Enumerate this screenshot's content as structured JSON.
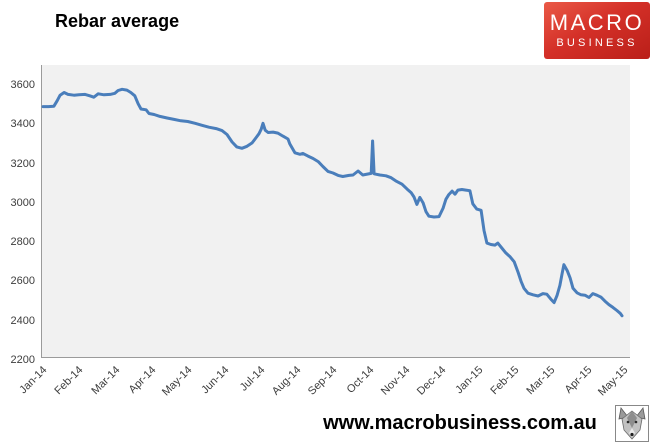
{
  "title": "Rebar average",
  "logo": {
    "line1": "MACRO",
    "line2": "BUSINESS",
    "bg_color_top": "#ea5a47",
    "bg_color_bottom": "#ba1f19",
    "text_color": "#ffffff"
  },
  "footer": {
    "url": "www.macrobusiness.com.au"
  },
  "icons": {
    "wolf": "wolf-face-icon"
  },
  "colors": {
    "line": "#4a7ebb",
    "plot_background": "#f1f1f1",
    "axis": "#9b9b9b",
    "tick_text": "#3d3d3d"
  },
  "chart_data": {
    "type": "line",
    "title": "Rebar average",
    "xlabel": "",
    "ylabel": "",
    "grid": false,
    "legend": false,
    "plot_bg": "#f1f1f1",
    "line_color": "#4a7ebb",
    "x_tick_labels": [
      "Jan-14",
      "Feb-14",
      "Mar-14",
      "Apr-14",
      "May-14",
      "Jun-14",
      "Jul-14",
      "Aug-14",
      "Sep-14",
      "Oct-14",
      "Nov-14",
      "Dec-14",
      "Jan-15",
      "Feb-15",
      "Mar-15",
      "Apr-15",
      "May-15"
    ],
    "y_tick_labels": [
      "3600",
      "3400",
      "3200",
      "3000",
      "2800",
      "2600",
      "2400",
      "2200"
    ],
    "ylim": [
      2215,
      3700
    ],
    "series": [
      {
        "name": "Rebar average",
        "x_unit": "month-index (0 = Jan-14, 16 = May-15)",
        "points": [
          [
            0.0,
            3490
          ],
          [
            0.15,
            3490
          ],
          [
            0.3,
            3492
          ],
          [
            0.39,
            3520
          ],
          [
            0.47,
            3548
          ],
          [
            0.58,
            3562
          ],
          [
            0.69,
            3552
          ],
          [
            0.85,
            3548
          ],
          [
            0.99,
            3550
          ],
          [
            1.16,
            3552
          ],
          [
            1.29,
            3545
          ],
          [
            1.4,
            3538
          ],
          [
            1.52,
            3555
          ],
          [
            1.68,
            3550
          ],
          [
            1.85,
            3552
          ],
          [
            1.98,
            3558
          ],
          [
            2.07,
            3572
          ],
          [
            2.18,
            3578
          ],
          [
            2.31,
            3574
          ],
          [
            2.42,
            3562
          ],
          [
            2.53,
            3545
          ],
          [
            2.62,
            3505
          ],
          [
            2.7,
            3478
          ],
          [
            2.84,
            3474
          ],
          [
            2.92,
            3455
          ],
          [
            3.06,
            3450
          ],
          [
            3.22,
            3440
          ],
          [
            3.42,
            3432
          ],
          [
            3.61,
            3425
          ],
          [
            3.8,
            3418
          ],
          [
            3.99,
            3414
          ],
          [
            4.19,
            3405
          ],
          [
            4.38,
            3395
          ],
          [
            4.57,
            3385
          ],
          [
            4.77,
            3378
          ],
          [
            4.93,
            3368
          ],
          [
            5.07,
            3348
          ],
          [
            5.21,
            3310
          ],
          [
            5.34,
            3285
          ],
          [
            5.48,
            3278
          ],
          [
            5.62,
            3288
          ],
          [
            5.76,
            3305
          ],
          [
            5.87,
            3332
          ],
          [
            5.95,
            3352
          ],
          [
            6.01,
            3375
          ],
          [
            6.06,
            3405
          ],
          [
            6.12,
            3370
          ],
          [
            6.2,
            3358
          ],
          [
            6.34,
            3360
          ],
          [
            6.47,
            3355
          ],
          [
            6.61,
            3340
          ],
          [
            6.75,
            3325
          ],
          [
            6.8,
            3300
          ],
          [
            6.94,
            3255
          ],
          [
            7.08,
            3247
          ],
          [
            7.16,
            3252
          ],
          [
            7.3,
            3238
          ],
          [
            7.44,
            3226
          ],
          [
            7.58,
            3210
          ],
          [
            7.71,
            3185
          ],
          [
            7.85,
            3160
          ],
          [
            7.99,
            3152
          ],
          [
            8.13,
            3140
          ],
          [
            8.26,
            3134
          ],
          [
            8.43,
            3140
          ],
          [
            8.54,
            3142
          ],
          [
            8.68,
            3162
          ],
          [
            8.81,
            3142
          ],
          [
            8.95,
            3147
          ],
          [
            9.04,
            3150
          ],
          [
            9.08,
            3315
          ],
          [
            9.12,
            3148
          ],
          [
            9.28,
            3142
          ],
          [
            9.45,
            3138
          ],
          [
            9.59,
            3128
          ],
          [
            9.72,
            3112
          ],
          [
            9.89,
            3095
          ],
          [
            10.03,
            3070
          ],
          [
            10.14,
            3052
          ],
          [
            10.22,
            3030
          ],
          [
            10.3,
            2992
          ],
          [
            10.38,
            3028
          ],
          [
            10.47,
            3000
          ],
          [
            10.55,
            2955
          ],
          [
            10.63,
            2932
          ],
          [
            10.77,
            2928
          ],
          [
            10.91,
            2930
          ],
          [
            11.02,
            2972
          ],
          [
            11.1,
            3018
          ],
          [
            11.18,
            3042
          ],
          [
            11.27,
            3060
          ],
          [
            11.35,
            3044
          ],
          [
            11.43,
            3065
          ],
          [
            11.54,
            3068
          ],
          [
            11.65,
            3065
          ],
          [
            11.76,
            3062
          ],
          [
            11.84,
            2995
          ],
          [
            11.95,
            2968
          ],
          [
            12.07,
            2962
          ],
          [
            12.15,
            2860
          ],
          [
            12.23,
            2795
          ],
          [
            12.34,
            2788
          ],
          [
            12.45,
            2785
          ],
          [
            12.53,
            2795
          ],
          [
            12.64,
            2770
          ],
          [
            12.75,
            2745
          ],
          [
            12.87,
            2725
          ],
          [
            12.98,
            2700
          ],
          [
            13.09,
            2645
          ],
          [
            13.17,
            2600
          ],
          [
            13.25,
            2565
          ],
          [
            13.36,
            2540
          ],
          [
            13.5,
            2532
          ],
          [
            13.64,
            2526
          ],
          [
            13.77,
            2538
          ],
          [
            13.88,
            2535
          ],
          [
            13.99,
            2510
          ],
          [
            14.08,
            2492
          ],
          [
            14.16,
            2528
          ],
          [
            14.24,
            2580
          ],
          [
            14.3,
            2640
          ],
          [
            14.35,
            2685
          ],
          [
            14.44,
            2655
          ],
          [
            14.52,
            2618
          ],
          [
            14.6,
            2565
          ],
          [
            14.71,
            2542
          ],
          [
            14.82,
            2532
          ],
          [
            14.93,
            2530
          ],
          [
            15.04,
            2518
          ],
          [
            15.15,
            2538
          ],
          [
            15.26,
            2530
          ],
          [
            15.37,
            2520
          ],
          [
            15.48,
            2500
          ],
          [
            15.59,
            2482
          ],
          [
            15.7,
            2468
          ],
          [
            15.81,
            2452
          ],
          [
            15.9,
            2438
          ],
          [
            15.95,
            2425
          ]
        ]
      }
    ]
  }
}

_INSTRUCTIONS TO FOLLOW_. Show each line holding the word "Rebar".

_WRITTEN SOLUTION_.
  "title": "Rebar average",
    "title": "Rebar average",
        "name": "Rebar average",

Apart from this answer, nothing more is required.